WHAT TO DO :: Scan the listing below and copy every line holding "this".

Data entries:
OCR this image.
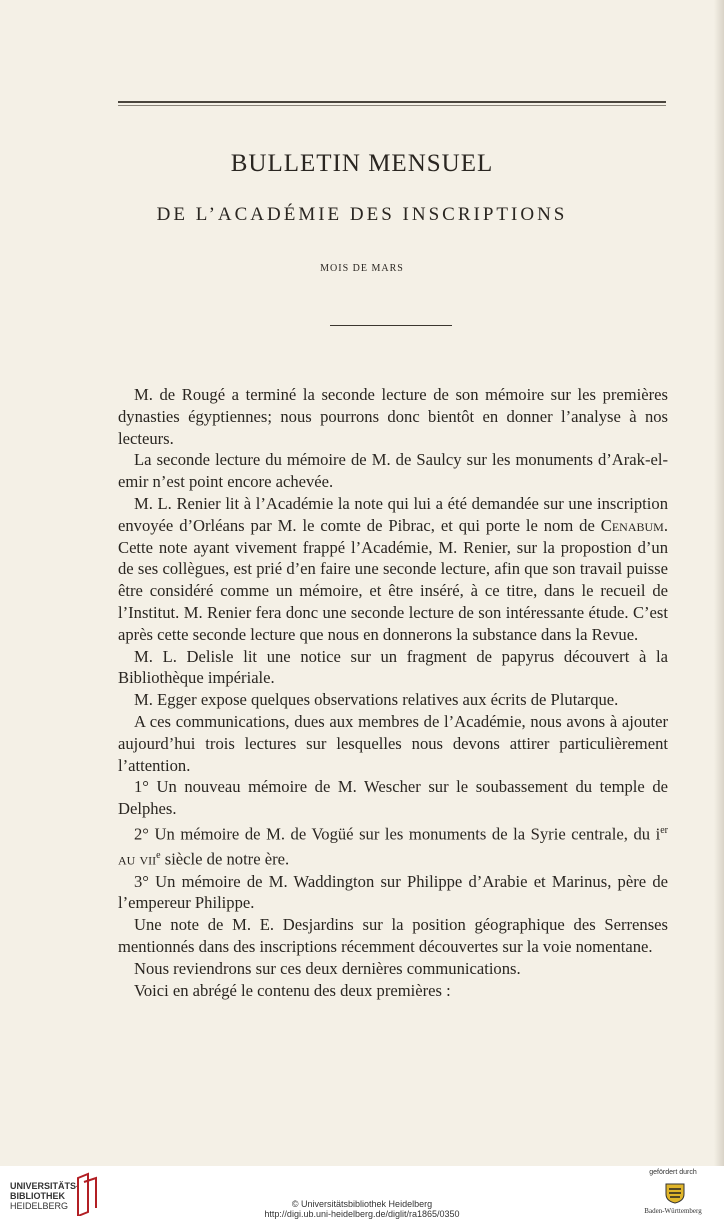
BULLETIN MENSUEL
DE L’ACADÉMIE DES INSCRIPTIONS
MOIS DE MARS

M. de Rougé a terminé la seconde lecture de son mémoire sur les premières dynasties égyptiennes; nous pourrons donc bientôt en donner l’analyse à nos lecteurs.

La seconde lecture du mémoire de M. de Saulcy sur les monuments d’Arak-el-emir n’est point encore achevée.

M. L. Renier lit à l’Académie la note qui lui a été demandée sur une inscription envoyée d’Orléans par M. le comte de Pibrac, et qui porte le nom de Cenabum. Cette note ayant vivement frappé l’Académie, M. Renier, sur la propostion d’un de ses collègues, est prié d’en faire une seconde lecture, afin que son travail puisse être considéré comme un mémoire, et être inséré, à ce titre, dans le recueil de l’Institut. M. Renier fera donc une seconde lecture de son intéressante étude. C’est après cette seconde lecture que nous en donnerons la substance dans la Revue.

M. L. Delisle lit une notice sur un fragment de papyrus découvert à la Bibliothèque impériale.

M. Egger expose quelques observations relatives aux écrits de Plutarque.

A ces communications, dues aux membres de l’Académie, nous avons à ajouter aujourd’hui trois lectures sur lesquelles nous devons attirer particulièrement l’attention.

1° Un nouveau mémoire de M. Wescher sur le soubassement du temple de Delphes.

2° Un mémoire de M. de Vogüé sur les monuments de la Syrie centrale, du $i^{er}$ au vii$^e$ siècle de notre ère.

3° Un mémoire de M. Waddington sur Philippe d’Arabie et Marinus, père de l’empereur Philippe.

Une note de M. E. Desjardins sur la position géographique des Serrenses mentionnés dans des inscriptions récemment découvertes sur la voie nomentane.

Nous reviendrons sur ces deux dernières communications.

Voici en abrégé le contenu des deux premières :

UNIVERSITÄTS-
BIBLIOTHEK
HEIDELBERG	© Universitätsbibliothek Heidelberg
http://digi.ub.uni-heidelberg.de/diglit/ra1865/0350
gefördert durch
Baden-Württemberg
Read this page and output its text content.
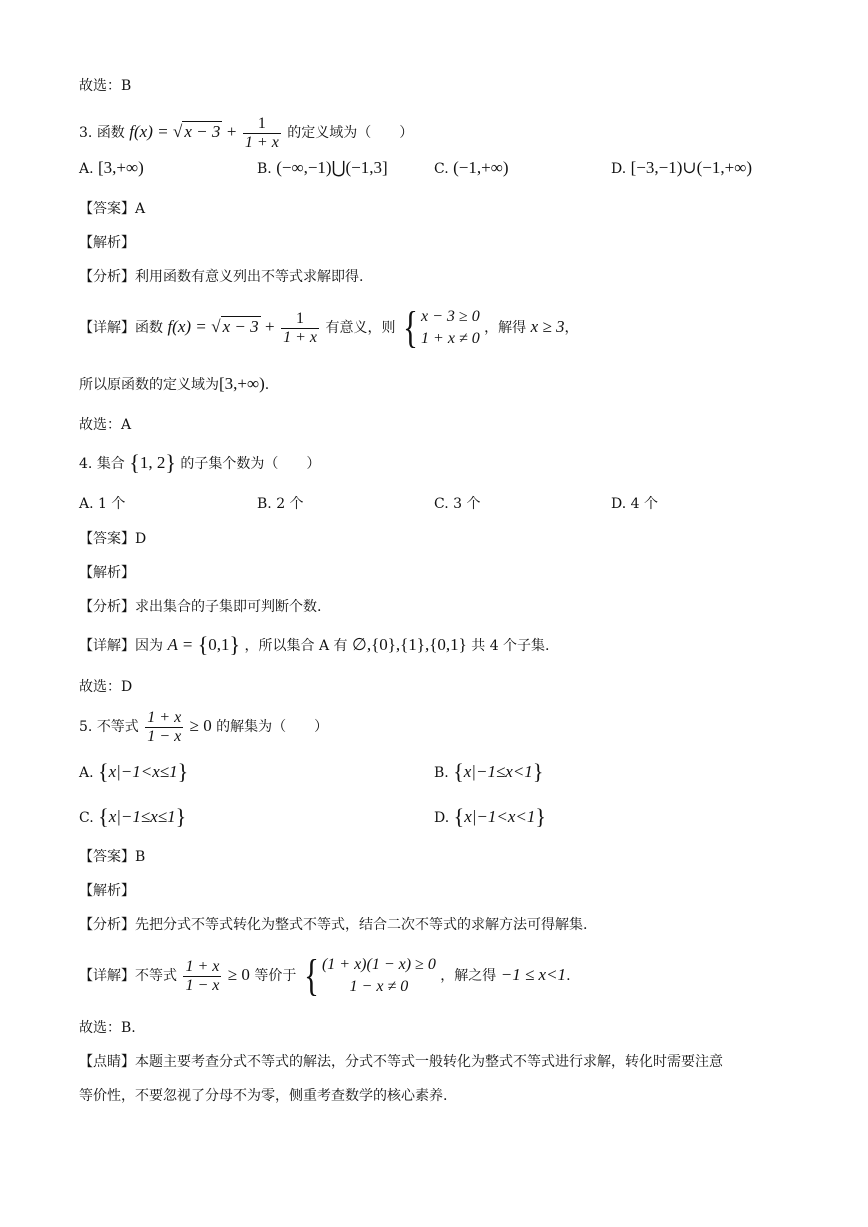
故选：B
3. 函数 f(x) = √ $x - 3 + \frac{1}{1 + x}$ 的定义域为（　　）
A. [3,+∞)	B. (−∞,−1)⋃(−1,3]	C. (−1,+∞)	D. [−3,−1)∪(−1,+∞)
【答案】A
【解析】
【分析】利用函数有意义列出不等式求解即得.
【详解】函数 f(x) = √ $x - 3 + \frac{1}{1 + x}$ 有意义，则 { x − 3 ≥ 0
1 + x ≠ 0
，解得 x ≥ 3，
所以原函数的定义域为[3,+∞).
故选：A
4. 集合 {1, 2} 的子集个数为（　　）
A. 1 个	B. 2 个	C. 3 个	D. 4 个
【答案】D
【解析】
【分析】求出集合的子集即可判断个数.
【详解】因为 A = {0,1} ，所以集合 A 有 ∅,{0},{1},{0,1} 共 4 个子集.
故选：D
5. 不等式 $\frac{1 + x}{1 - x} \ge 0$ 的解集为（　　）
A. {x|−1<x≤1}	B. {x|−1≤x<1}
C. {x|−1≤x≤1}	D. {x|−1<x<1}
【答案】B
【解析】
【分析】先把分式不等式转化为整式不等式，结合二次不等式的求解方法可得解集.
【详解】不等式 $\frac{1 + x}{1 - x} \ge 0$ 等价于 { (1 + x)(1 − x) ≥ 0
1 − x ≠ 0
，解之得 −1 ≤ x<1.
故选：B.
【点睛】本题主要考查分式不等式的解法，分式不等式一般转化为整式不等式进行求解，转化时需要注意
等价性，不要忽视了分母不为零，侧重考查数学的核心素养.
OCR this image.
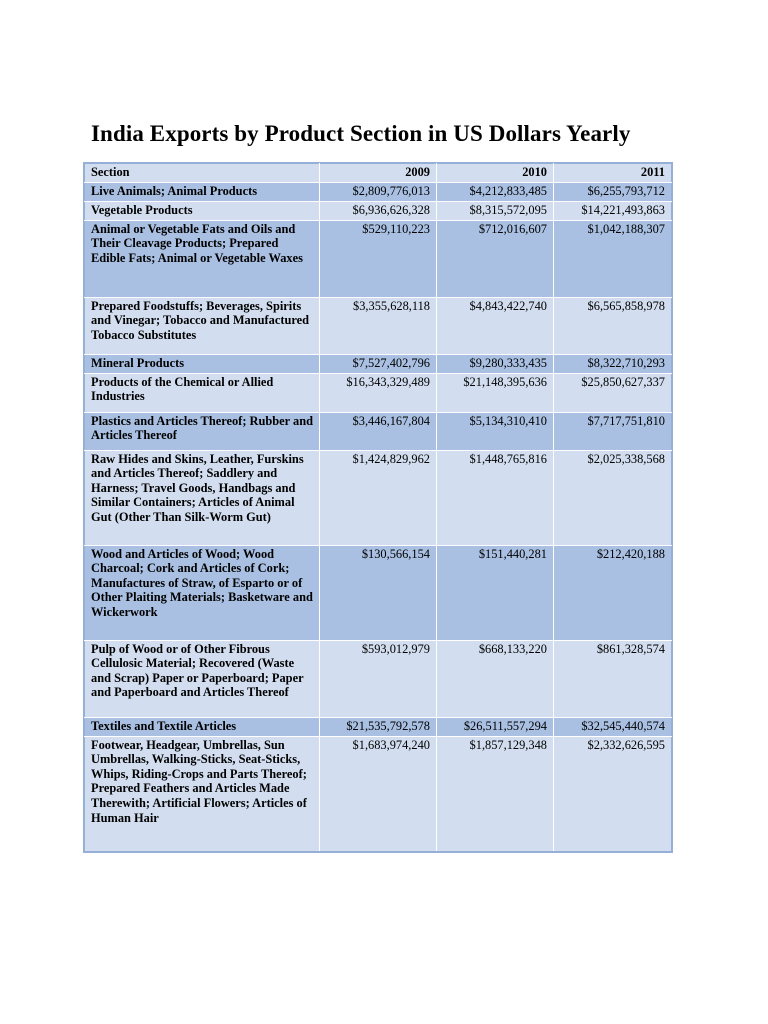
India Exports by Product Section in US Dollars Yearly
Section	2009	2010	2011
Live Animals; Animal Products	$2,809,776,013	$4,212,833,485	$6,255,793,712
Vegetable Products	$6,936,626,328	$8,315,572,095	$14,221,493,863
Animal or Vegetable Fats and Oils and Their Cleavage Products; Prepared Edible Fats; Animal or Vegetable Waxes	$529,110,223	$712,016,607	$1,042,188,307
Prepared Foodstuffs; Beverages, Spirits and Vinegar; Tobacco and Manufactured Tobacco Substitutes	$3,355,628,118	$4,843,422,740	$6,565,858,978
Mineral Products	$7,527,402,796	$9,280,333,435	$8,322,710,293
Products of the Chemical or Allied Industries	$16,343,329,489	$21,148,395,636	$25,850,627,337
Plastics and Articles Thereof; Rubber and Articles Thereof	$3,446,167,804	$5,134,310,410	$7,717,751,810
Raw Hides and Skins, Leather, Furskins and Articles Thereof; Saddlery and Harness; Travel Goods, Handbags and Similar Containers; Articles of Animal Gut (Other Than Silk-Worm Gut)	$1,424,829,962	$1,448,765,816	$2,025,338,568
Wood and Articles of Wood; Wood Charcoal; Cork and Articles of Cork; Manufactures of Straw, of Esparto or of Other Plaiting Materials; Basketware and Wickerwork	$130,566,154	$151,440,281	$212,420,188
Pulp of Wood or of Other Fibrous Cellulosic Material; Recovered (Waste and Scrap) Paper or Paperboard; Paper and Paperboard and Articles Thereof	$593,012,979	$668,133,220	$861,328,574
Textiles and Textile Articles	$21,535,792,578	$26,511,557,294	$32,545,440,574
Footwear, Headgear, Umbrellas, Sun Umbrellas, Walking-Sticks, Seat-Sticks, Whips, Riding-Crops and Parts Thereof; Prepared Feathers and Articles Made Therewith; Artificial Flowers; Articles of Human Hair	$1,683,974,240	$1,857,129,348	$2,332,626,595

==

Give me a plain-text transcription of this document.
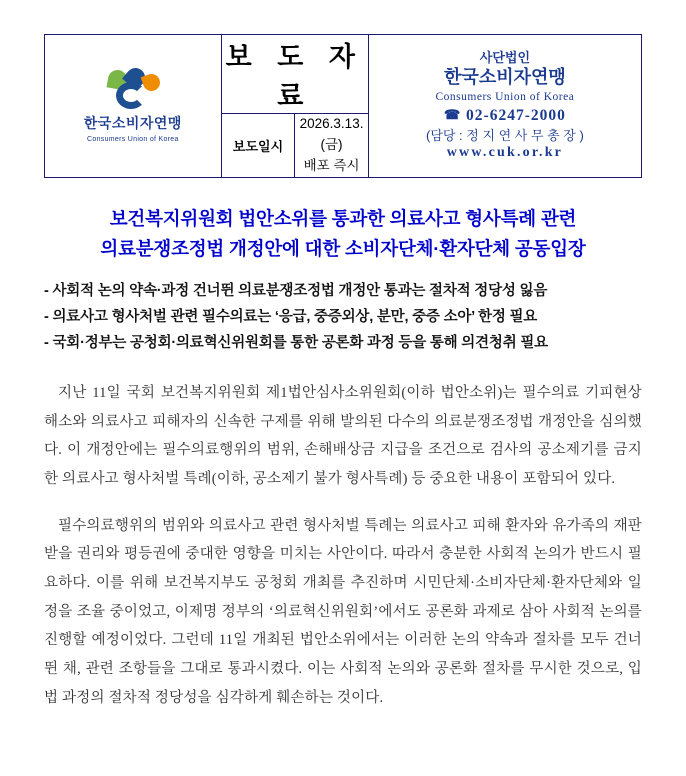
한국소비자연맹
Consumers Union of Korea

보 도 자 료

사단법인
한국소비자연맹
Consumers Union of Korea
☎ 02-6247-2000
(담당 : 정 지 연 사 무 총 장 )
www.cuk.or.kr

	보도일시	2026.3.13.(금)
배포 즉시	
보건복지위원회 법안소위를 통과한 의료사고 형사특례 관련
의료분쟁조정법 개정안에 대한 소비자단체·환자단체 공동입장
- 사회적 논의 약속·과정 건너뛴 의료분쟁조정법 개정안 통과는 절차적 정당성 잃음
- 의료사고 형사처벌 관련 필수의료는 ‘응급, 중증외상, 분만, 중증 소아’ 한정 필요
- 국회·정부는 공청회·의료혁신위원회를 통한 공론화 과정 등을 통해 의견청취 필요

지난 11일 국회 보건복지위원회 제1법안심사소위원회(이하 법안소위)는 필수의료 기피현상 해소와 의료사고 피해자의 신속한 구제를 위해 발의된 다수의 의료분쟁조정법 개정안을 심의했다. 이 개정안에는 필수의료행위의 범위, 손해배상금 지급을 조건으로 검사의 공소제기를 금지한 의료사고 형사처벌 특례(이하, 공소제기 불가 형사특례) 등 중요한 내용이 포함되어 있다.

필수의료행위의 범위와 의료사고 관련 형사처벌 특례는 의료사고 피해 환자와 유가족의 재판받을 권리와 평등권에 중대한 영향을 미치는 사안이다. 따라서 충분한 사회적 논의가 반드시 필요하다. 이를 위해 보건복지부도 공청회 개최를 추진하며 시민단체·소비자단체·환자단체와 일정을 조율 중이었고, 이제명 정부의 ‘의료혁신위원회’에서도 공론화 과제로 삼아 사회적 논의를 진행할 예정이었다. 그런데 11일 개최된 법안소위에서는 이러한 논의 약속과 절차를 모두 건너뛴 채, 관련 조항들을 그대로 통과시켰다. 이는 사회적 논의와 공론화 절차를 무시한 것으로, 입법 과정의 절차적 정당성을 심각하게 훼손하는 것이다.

RESULT OF THE EXERCISE ::
OCR this image.
Read this page and output its text content.
OCR this image.
Give me a plain-text transcription of this document.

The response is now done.